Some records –
= = = = =
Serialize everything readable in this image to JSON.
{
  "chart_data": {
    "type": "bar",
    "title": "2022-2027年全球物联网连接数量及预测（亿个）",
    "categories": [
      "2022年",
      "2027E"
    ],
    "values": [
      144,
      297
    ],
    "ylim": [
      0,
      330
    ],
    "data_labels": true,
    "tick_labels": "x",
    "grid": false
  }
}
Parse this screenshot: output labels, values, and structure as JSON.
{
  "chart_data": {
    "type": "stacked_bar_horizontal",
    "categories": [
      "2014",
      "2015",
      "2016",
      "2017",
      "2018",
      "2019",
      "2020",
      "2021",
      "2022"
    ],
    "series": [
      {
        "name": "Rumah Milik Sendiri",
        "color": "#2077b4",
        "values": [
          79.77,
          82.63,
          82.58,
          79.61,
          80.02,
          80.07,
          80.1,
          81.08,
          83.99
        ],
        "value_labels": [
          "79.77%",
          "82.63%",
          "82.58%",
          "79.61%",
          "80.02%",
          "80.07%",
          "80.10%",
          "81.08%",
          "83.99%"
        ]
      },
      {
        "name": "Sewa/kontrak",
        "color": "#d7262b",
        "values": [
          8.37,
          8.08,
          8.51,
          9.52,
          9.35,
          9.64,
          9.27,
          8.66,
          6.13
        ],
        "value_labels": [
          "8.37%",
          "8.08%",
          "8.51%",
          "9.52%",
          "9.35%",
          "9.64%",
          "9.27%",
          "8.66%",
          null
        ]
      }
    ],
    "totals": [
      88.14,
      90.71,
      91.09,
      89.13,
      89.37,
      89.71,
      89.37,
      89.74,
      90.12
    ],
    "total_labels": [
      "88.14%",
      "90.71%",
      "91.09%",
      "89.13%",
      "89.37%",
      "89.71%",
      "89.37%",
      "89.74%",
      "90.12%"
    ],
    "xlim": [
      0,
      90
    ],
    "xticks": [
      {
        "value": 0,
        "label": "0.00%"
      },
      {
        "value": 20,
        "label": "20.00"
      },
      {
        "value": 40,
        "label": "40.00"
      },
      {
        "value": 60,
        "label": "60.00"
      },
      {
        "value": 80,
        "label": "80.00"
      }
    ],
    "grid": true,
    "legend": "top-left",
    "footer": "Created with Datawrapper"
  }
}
= = = = =
THE EXERCISE – Answer with a single number: the count of lines holding the word "name".

THE RESULT – 2